Part of a data file

--- start ---

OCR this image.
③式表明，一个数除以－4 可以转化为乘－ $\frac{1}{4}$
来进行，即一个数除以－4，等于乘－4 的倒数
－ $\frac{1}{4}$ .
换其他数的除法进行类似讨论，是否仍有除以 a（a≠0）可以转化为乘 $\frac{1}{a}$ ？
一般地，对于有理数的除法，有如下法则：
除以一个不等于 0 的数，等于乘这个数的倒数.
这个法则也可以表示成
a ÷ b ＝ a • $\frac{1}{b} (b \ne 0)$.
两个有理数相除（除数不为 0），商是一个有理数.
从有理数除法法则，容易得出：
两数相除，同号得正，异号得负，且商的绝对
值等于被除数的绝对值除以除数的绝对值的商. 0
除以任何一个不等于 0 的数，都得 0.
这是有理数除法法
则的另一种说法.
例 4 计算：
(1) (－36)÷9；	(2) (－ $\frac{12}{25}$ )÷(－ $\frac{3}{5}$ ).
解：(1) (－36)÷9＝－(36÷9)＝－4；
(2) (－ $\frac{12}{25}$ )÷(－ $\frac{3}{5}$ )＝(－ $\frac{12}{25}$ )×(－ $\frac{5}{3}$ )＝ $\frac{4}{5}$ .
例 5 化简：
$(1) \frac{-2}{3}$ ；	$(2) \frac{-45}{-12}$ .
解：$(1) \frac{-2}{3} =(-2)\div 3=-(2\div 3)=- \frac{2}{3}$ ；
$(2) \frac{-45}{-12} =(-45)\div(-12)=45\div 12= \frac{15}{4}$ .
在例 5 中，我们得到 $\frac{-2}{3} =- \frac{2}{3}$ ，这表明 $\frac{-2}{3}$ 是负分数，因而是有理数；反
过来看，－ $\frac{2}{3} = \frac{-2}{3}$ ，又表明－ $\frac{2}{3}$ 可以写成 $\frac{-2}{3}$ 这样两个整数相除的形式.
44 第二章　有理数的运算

--- end ---

### [Problem statement]
Write out the entries above once more, without altering anything.

### [The answer]
OCR this image.
③式表明，一个数除以－4 可以转化为乘－ $\frac{1}{4}$
来进行，即一个数除以－4，等于乘－4 的倒数
－ $\frac{1}{4}$ .
换其他数的除法进行类似讨论，是否仍有除以 a（a≠0）可以转化为乘 $\frac{1}{a}$ ？
一般地，对于有理数的除法，有如下法则：
除以一个不等于 0 的数，等于乘这个数的倒数.
这个法则也可以表示成
a ÷ b ＝ a • $\frac{1}{b} (b \ne 0)$.
两个有理数相除（除数不为 0），商是一个有理数.
从有理数除法法则，容易得出：
两数相除，同号得正，异号得负，且商的绝对
值等于被除数的绝对值除以除数的绝对值的商. 0
除以任何一个不等于 0 的数，都得 0.
这是有理数除法法
则的另一种说法.
例 4 计算：
(1) (－36)÷9；	(2) (－ $\frac{12}{25}$ )÷(－ $\frac{3}{5}$ ).
解：(1) (－36)÷9＝－(36÷9)＝－4；
(2) (－ $\frac{12}{25}$ )÷(－ $\frac{3}{5}$ )＝(－ $\frac{12}{25}$ )×(－ $\frac{5}{3}$ )＝ $\frac{4}{5}$ .
例 5 化简：
$(1) \frac{-2}{3}$ ；	$(2) \frac{-45}{-12}$ .
解：$(1) \frac{-2}{3} =(-2)\div 3=-(2\div 3)=- \frac{2}{3}$ ；
$(2) \frac{-45}{-12} =(-45)\div(-12)=45\div 12= \frac{15}{4}$ .
在例 5 中，我们得到 $\frac{-2}{3} =- \frac{2}{3}$ ，这表明 $\frac{-2}{3}$ 是负分数，因而是有理数；反
过来看，－ $\frac{2}{3} = \frac{-2}{3}$ ，又表明－ $\frac{2}{3}$ 可以写成 $\frac{-2}{3}$ 这样两个整数相除的形式.
44 第二章　有理数的运算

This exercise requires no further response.